- **DATA EXTRACT**:
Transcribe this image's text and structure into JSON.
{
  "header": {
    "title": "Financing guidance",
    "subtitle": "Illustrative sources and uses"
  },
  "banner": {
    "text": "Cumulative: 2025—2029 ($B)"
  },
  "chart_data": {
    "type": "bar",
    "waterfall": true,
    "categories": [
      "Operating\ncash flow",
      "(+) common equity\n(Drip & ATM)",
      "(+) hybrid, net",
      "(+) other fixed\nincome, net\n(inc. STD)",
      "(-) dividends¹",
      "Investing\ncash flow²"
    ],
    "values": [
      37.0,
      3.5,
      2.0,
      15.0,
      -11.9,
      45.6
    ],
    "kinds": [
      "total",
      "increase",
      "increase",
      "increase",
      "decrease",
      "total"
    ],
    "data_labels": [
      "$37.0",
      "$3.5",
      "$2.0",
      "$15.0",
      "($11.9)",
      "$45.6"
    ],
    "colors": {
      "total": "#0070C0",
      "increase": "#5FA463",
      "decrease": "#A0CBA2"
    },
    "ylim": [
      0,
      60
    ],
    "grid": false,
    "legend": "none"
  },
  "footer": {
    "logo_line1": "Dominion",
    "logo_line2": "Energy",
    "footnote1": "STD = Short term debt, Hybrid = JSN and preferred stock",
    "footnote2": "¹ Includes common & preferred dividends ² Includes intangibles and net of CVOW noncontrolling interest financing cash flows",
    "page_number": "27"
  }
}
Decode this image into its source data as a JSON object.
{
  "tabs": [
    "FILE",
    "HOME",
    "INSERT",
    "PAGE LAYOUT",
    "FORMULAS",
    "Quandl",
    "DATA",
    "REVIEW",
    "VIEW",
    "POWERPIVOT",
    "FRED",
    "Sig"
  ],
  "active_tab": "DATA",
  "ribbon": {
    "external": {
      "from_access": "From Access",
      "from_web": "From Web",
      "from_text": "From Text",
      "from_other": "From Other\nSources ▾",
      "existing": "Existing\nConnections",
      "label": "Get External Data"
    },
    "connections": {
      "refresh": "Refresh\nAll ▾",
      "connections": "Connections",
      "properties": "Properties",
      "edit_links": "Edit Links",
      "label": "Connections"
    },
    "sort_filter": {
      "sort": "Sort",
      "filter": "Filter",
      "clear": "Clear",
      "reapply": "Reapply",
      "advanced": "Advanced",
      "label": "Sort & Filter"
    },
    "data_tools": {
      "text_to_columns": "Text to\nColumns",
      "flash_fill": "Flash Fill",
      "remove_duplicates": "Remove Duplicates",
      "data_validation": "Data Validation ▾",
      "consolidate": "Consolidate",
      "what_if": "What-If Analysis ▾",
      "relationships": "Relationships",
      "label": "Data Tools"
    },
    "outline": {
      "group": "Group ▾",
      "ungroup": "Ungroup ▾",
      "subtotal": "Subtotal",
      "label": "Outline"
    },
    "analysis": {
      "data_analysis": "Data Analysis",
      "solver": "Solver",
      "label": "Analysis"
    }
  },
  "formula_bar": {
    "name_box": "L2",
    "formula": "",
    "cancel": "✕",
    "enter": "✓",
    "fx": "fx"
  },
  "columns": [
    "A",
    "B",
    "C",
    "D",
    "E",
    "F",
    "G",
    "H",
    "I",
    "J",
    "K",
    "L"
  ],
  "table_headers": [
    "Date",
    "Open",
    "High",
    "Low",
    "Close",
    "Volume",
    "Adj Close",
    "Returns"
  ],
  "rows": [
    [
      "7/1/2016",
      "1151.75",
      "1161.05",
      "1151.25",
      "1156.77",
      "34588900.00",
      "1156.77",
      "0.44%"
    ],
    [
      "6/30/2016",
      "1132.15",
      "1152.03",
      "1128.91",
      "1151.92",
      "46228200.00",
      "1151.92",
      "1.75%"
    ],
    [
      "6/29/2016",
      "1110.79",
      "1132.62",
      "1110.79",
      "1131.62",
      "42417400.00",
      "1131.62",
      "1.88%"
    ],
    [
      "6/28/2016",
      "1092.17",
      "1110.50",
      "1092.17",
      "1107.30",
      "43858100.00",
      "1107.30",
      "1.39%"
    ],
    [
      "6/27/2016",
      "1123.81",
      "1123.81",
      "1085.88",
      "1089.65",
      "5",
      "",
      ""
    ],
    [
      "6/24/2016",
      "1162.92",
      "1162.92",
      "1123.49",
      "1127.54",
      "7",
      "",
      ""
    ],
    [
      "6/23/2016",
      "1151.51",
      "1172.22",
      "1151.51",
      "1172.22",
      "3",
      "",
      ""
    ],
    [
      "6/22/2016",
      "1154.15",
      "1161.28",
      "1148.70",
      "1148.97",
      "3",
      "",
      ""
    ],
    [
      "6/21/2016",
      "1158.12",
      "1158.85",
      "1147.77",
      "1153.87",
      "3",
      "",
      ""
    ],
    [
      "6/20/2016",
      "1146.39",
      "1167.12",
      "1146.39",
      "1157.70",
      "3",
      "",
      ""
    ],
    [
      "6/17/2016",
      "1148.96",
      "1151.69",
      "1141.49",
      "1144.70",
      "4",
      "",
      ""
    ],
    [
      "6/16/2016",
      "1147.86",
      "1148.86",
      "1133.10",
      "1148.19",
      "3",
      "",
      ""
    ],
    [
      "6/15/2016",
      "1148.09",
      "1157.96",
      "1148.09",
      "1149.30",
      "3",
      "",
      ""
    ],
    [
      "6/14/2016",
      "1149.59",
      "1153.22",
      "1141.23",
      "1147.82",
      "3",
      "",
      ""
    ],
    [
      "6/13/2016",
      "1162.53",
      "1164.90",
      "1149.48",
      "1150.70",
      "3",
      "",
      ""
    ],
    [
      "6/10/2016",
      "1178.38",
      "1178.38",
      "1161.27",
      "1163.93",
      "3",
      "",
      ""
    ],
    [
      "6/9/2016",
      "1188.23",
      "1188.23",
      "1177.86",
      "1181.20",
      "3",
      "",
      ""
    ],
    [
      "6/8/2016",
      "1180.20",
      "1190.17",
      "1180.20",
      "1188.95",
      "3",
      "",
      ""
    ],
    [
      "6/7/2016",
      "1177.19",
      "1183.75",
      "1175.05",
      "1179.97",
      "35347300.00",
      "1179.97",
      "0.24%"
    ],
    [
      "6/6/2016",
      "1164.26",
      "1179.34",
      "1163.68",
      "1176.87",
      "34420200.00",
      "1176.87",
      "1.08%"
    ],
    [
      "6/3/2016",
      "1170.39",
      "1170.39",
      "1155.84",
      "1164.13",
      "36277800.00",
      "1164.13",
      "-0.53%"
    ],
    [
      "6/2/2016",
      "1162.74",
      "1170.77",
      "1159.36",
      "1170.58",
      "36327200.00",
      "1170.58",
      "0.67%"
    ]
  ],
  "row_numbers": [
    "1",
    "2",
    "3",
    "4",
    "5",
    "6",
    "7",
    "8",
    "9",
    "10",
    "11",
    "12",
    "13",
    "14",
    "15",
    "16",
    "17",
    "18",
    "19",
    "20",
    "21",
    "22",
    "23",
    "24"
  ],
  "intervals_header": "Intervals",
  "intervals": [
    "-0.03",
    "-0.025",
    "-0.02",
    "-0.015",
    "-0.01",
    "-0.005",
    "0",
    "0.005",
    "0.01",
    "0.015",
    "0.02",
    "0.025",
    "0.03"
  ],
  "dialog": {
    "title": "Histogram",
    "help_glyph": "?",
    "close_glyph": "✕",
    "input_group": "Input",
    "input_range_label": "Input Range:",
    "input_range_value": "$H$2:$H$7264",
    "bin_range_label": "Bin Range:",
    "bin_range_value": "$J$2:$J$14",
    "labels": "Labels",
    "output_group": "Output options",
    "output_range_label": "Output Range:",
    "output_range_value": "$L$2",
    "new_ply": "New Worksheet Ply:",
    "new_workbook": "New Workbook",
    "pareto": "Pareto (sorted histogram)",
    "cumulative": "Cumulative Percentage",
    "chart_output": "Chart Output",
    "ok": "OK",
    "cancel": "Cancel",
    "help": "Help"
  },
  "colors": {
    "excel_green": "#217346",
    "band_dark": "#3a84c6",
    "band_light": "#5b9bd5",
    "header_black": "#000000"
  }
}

- **SET TASK**: Using the listing, copy every line where the word "image" shows up.

- **OUTPUT FOR THIS EXERCISE**:
Transcribe this image's text and structure into JSON.
Decode this image into its source data as a JSON object.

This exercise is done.